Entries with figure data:
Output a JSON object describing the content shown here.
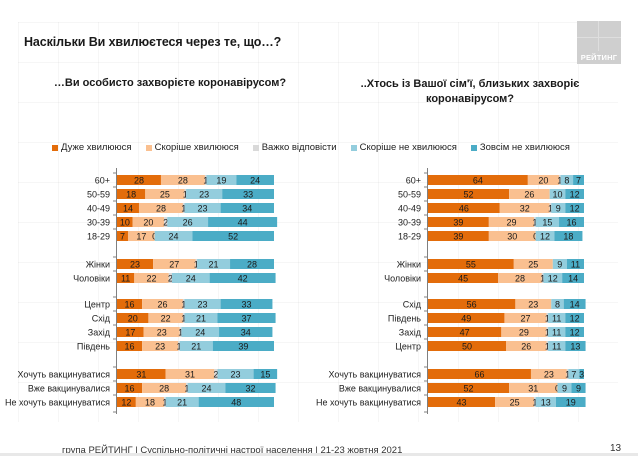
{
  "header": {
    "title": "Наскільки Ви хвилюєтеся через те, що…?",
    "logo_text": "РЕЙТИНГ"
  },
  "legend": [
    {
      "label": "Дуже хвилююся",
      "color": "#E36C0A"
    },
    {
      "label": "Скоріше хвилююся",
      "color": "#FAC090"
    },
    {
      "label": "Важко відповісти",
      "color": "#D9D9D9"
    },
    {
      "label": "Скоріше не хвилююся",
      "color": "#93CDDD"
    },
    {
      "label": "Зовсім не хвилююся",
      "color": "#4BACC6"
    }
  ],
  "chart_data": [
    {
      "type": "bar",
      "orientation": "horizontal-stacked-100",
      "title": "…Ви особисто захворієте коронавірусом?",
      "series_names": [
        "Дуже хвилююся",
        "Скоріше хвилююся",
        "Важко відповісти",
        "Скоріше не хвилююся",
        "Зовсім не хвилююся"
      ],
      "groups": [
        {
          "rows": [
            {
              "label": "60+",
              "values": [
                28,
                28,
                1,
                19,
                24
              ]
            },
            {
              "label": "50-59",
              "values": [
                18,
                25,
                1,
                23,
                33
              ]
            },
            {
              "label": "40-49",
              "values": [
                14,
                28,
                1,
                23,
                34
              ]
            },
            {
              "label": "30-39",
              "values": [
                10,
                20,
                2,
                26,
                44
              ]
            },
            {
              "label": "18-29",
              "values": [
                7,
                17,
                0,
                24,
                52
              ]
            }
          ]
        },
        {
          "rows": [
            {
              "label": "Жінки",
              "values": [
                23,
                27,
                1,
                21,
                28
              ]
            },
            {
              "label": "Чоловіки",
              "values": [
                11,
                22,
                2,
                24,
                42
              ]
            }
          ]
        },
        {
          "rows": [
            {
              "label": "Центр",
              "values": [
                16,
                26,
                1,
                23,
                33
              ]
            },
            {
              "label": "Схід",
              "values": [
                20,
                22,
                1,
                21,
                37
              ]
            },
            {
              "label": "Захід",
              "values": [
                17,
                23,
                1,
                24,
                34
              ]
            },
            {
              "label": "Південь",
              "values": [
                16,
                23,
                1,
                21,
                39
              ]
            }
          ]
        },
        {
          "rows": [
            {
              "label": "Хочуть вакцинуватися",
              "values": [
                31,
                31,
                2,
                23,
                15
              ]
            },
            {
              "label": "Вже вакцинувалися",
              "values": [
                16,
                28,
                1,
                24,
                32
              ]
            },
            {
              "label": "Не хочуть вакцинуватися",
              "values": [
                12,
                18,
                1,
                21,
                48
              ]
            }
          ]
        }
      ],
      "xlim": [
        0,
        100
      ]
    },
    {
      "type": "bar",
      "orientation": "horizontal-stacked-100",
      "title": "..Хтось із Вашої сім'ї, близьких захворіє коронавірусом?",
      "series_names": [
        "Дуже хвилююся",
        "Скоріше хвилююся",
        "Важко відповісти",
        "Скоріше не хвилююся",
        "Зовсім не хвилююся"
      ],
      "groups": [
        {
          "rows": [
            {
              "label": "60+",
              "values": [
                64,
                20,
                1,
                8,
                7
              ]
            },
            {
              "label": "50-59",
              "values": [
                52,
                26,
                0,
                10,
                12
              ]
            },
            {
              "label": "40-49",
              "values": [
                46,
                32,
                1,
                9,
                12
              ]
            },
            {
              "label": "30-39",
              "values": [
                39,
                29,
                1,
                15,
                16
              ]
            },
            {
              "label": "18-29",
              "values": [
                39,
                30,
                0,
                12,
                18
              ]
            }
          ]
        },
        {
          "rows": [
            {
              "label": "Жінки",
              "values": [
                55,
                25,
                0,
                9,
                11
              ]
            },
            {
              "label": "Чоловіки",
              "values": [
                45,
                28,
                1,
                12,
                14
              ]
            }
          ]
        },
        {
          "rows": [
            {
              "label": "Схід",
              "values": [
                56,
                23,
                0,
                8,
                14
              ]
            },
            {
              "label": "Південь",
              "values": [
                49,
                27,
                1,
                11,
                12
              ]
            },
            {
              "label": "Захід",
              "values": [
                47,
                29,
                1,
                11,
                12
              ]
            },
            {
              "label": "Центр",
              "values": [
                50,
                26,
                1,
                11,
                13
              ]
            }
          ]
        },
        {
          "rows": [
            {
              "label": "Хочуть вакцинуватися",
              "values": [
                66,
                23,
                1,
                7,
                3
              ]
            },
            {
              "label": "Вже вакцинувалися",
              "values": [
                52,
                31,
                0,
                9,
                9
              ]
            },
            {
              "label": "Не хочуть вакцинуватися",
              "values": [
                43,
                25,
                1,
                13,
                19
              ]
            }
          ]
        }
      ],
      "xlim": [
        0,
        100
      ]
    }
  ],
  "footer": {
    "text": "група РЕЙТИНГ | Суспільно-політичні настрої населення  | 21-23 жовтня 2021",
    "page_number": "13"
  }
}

**Exercise details**. Nothing but a number is needed here: how many lines hold the string "color"?

**Solution**. 5